▸ Written instruction: Identify all lines below that hold "this" and collect them.

▸ Listing:
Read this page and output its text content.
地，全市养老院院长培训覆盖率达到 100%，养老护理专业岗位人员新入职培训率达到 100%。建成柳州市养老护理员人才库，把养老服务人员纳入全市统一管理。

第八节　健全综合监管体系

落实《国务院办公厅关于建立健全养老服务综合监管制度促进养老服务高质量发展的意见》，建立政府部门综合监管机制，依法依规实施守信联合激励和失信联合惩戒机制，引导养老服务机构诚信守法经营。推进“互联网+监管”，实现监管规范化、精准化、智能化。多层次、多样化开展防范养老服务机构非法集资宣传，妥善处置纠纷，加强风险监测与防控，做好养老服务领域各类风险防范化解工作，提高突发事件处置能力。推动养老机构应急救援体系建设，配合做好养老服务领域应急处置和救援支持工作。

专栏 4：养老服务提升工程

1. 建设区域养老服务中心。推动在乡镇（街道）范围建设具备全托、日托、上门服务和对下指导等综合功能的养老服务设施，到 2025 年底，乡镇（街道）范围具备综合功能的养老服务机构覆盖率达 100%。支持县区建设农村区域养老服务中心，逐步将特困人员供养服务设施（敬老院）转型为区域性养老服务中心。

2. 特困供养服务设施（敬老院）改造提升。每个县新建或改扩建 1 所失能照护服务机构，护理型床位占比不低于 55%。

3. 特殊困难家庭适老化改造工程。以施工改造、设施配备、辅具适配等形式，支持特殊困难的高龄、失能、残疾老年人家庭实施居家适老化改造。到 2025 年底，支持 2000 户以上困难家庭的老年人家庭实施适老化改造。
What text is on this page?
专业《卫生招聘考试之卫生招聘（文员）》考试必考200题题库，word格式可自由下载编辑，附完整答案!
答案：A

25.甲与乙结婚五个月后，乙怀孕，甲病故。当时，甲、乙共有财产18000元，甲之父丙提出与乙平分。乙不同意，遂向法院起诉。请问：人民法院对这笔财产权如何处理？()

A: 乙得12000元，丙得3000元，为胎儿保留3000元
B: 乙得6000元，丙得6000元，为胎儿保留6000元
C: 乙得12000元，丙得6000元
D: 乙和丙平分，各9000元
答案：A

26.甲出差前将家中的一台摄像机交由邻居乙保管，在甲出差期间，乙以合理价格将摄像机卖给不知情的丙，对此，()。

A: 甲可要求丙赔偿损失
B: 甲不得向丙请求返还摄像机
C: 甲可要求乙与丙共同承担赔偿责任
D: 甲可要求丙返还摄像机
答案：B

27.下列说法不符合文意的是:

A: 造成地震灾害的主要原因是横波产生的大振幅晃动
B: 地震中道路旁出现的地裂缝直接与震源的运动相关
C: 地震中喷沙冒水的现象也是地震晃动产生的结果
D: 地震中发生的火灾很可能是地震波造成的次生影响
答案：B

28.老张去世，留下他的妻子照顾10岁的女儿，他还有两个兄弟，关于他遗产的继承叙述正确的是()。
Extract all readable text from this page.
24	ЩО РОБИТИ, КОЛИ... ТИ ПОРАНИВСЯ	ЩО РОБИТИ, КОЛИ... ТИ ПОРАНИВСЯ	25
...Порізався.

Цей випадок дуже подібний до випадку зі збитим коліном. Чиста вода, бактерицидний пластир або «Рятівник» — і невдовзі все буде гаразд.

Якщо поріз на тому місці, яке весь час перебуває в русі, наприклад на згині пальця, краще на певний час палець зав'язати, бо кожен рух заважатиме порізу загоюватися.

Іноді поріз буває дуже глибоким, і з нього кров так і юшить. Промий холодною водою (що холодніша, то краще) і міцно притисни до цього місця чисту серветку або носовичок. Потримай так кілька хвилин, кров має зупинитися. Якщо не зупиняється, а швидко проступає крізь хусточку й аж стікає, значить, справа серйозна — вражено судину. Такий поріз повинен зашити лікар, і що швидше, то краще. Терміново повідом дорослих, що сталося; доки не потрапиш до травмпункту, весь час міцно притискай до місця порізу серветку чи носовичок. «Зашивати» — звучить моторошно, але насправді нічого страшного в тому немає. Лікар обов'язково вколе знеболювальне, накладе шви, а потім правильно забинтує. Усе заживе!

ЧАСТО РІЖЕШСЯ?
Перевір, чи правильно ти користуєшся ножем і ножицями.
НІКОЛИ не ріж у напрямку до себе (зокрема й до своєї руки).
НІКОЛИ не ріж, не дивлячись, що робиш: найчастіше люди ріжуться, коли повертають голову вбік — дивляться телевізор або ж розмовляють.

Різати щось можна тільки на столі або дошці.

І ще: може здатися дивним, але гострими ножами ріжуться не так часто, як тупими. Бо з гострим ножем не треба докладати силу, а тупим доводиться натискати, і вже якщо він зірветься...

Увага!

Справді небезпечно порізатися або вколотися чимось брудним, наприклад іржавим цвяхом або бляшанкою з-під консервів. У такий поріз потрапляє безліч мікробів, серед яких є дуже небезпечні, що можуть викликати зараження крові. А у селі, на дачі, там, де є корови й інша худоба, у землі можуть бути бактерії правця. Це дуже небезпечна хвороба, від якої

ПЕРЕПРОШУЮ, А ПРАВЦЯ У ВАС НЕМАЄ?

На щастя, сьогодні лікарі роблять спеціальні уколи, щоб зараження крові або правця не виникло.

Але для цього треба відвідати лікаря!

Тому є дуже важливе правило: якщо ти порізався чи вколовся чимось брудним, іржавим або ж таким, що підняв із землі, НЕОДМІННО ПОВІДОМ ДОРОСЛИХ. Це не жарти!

▸ Correct output:
Read this page and output its text content.
What text is on this page?
Extract all readable text from this page.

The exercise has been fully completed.